Take every line from the listing below that includes "name" and copy it.

-- Begin --

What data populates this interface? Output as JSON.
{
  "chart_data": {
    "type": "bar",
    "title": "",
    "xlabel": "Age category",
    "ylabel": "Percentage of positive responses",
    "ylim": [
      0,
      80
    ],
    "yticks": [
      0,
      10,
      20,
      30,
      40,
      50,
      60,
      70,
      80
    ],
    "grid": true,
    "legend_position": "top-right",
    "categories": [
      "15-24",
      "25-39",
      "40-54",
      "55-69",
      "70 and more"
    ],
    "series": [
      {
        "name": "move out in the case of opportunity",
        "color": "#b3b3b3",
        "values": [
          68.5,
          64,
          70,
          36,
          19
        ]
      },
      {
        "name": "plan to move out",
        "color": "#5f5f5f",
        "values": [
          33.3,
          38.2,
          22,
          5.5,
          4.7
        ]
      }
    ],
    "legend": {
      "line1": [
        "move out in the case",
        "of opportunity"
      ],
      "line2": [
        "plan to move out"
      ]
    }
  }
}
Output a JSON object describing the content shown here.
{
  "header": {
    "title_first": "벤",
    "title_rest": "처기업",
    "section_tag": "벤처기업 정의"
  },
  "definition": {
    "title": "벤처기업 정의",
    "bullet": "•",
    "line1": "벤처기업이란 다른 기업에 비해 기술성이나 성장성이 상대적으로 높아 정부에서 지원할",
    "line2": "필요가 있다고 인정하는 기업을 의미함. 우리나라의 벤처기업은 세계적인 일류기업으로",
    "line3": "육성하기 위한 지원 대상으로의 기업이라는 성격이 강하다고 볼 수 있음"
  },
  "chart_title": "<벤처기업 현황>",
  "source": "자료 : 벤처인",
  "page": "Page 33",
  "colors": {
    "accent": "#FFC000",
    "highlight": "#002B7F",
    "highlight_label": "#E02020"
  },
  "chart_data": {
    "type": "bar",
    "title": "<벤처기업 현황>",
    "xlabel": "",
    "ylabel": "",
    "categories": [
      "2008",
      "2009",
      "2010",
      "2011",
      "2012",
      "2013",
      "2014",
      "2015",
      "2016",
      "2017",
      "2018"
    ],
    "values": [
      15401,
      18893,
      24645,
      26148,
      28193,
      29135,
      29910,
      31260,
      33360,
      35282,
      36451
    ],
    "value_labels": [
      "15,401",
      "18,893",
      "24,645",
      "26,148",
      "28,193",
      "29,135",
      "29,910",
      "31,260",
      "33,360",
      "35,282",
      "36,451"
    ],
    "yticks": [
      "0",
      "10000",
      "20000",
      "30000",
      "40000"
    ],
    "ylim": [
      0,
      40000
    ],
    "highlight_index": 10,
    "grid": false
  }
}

-- End --
-- Begin --

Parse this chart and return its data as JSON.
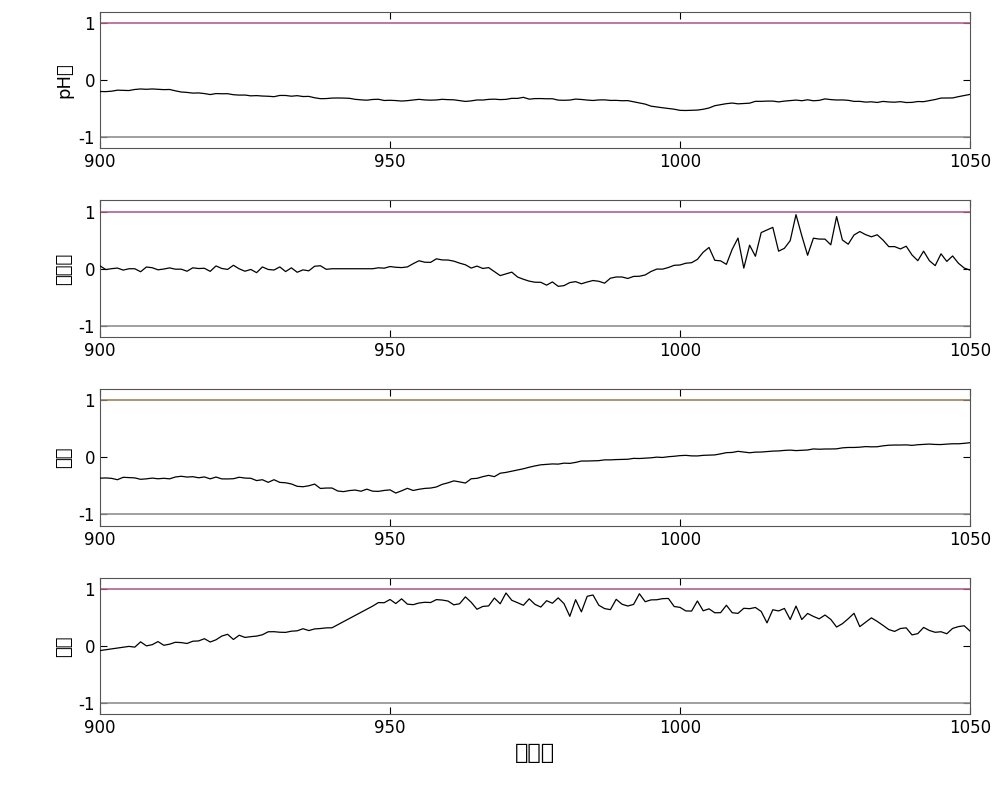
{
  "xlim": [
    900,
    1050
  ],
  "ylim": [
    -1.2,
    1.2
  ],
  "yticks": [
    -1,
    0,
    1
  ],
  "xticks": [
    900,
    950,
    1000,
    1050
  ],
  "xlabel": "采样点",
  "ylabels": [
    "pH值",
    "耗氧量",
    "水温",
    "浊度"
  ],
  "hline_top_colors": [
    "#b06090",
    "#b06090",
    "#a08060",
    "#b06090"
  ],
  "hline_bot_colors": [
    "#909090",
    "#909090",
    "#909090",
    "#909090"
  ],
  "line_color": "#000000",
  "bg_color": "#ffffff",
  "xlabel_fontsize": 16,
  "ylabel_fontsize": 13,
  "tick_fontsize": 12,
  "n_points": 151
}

-- End --

• WORKED SOLUTION
        "name": "move out in the case of opportunity",
        "name": "plan to move out",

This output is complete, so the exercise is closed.